Extracted data
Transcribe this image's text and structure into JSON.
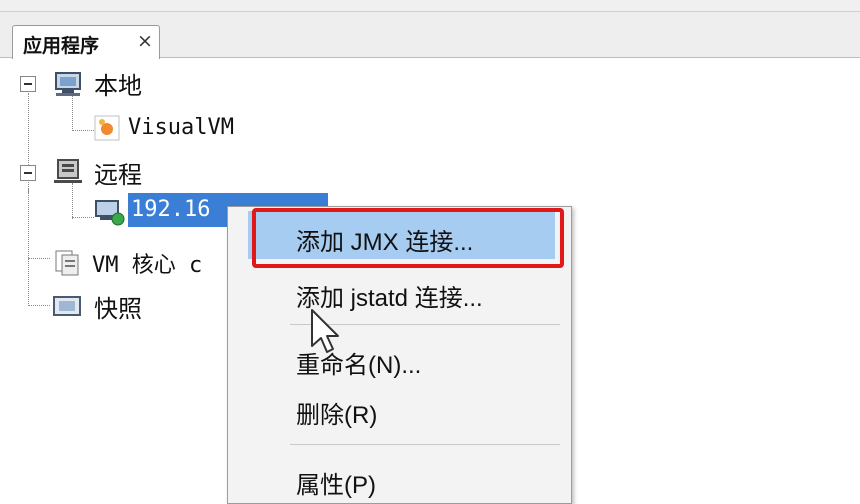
{
  "tab": {
    "label": "应用程序",
    "close": "×"
  },
  "tree": {
    "local": {
      "label": "本地"
    },
    "visualvm": {
      "label": "VisualVM"
    },
    "remote": {
      "label": "远程"
    },
    "host": {
      "label": "192.16"
    },
    "coredumps": {
      "label": "VM 核心 c"
    },
    "snapshots": {
      "label": "快照"
    }
  },
  "menu": {
    "items": [
      {
        "label": "添加 JMX 连接..."
      },
      {
        "label": "添加 jstatd 连接..."
      },
      {
        "label": "重命名(N)..."
      },
      {
        "label": "删除(R)"
      },
      {
        "label": "属性(P)"
      }
    ]
  },
  "colors": {
    "selection": "#3a7fd5",
    "hover": "#a6ccf2",
    "highlight_border": "#e01818"
  }
}
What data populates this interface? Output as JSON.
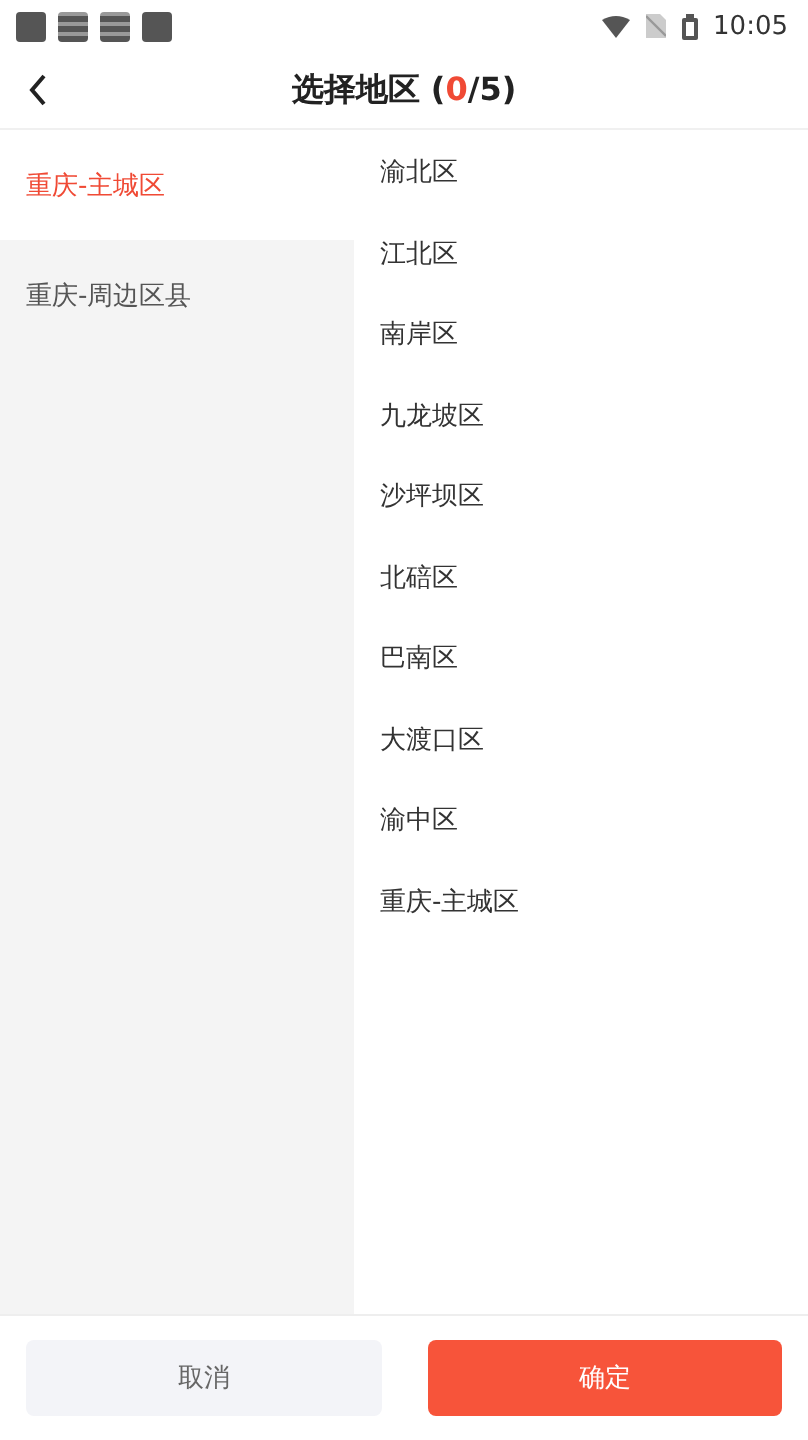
{
  "status_bar": {
    "time": "10:05"
  },
  "header": {
    "title_prefix": "选择地区 (",
    "selected_count": "0",
    "title_suffix": "/5)"
  },
  "categories": [
    {
      "label": "重庆-主城区",
      "selected": true
    },
    {
      "label": "重庆-周边区县",
      "selected": false
    }
  ],
  "districts": [
    {
      "label": "渝北区"
    },
    {
      "label": "江北区"
    },
    {
      "label": "南岸区"
    },
    {
      "label": "九龙坡区"
    },
    {
      "label": "沙坪坝区"
    },
    {
      "label": "北碚区"
    },
    {
      "label": "巴南区"
    },
    {
      "label": "大渡口区"
    },
    {
      "label": "渝中区"
    },
    {
      "label": "重庆-主城区"
    }
  ],
  "buttons": {
    "cancel": "取消",
    "confirm": "确定"
  }
}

Description of the task
Give all the entries again exactly, dropping each picture.

Task answer
Transcribe this image's text and structure into JSON.
{
  "tab": {
    "label": "应用程序",
    "close": "×"
  },
  "tree": {
    "local": {
      "label": "本地"
    },
    "visualvm": {
      "label": "VisualVM"
    },
    "remote": {
      "label": "远程"
    },
    "host": {
      "label": "192.16"
    },
    "coredumps": {
      "label": "VM 核心 c"
    },
    "snapshots": {
      "label": "快照"
    }
  },
  "menu": {
    "items": [
      {
        "label": "添加 JMX 连接..."
      },
      {
        "label": "添加 jstatd 连接..."
      },
      {
        "label": "重命名(N)..."
      },
      {
        "label": "删除(R)"
      },
      {
        "label": "属性(P)"
      }
    ]
  },
  "colors": {
    "selection": "#3a7fd5",
    "hover": "#a6ccf2",
    "highlight_border": "#e01818"
  }
}
What data populates this interface? Output as JSON.
{
  "status_bar": {
    "time": "10:05"
  },
  "header": {
    "title_prefix": "选择地区 (",
    "selected_count": "0",
    "title_suffix": "/5)"
  },
  "categories": [
    {
      "label": "重庆-主城区",
      "selected": true
    },
    {
      "label": "重庆-周边区县",
      "selected": false
    }
  ],
  "districts": [
    {
      "label": "渝北区"
    },
    {
      "label": "江北区"
    },
    {
      "label": "南岸区"
    },
    {
      "label": "九龙坡区"
    },
    {
      "label": "沙坪坝区"
    },
    {
      "label": "北碚区"
    },
    {
      "label": "巴南区"
    },
    {
      "label": "大渡口区"
    },
    {
      "label": "渝中区"
    },
    {
      "label": "重庆-主城区"
    }
  ],
  "buttons": {
    "cancel": "取消",
    "confirm": "确定"
  }
}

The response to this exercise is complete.